DESCRIPTION OF THE TASK: Restate the records below word for word.
═══ EXTRACTED ENTRIES
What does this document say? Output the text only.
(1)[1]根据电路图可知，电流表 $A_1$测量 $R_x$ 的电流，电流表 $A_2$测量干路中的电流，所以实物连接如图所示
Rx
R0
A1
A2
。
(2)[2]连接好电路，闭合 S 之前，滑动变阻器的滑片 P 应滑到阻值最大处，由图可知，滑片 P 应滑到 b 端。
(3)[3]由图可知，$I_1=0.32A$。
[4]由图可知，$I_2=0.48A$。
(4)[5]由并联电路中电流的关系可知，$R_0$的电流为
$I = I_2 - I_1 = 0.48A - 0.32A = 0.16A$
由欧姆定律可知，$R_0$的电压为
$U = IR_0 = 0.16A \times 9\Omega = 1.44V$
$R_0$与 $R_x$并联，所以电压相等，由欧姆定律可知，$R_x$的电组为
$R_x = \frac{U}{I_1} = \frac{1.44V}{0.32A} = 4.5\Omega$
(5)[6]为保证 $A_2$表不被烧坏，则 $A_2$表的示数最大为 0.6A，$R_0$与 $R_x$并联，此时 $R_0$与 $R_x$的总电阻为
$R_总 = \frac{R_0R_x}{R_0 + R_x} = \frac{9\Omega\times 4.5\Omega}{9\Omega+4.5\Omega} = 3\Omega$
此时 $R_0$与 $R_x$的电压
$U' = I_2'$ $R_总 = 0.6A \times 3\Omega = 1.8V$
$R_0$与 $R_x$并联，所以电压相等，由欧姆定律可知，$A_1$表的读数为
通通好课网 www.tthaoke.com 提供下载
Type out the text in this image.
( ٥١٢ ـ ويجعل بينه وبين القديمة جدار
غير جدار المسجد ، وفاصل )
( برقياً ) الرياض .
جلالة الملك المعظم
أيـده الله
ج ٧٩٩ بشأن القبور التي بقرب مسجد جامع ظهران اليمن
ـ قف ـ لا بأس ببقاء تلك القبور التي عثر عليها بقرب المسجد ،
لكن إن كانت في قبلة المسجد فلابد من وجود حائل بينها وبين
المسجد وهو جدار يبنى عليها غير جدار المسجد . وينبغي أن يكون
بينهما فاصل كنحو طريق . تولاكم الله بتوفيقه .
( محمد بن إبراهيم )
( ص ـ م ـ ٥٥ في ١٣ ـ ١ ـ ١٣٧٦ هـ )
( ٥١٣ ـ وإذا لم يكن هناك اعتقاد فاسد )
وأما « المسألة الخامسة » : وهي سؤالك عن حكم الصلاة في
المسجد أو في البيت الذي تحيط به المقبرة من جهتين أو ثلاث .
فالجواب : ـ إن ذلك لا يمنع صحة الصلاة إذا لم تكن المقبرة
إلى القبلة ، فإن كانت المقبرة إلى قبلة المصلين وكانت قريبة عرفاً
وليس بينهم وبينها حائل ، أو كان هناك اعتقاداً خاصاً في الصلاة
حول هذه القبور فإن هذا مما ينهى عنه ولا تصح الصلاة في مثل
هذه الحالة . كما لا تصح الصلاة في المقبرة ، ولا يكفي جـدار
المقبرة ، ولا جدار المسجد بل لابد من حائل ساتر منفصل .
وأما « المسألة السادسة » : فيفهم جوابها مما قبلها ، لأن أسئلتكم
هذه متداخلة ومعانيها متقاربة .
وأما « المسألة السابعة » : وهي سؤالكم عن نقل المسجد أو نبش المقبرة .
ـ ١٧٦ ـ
══════
ANSWER BELOW:
What does this document say? Output the text only.
(1)[1]根据电路图可知，电流表 $A_1$测量 $R_x$ 的电流，电流表 $A_2$测量干路中的电流，所以实物连接如图所示
Rx
R0
A1
A2
。
(2)[2]连接好电路，闭合 S 之前，滑动变阻器的滑片 P 应滑到阻值最大处，由图可知，滑片 P 应滑到 b 端。
(3)[3]由图可知，$I_1=0.32A$。
[4]由图可知，$I_2=0.48A$。
(4)[5]由并联电路中电流的关系可知，$R_0$的电流为
$I = I_2 - I_1 = 0.48A - 0.32A = 0.16A$
由欧姆定律可知，$R_0$的电压为
$U = IR_0 = 0.16A \times 9\Omega = 1.44V$
$R_0$与 $R_x$并联，所以电压相等，由欧姆定律可知，$R_x$的电组为
$R_x = \frac{U}{I_1} = \frac{1.44V}{0.32A} = 4.5\Omega$
(5)[6]为保证 $A_2$表不被烧坏，则 $A_2$表的示数最大为 0.6A，$R_0$与 $R_x$并联，此时 $R_0$与 $R_x$的总电阻为
$R_总 = \frac{R_0R_x}{R_0 + R_x} = \frac{9\Omega\times 4.5\Omega}{9\Omega+4.5\Omega} = 3\Omega$
此时 $R_0$与 $R_x$的电压
$U' = I_2'$ $R_总 = 0.6A \times 3\Omega = 1.8V$
$R_0$与 $R_x$并联，所以电压相等，由欧姆定律可知，$A_1$表的读数为
通通好课网 www.tthaoke.com 提供下载
Type out the text in this image.
( ٥١٢ ـ ويجعل بينه وبين القديمة جدار
غير جدار المسجد ، وفاصل )
( برقياً ) الرياض .
جلالة الملك المعظم
أيـده الله
ج ٧٩٩ بشأن القبور التي بقرب مسجد جامع ظهران اليمن
ـ قف ـ لا بأس ببقاء تلك القبور التي عثر عليها بقرب المسجد ،
لكن إن كانت في قبلة المسجد فلابد من وجود حائل بينها وبين
المسجد وهو جدار يبنى عليها غير جدار المسجد . وينبغي أن يكون
بينهما فاصل كنحو طريق . تولاكم الله بتوفيقه .
( محمد بن إبراهيم )
( ص ـ م ـ ٥٥ في ١٣ ـ ١ ـ ١٣٧٦ هـ )
( ٥١٣ ـ وإذا لم يكن هناك اعتقاد فاسد )
وأما « المسألة الخامسة » : وهي سؤالك عن حكم الصلاة في
المسجد أو في البيت الذي تحيط به المقبرة من جهتين أو ثلاث .
فالجواب : ـ إن ذلك لا يمنع صحة الصلاة إذا لم تكن المقبرة
إلى القبلة ، فإن كانت المقبرة إلى قبلة المصلين وكانت قريبة عرفاً
وليس بينهم وبينها حائل ، أو كان هناك اعتقاداً خاصاً في الصلاة
حول هذه القبور فإن هذا مما ينهى عنه ولا تصح الصلاة في مثل
هذه الحالة . كما لا تصح الصلاة في المقبرة ، ولا يكفي جـدار
المقبرة ، ولا جدار المسجد بل لابد من حائل ساتر منفصل .
وأما « المسألة السادسة » : فيفهم جوابها مما قبلها ، لأن أسئلتكم
هذه متداخلة ومعانيها متقاربة .
وأما « المسألة السابعة » : وهي سؤالكم عن نقل المسجد أو نبش المقبرة .
ـ ١٧٦ ـ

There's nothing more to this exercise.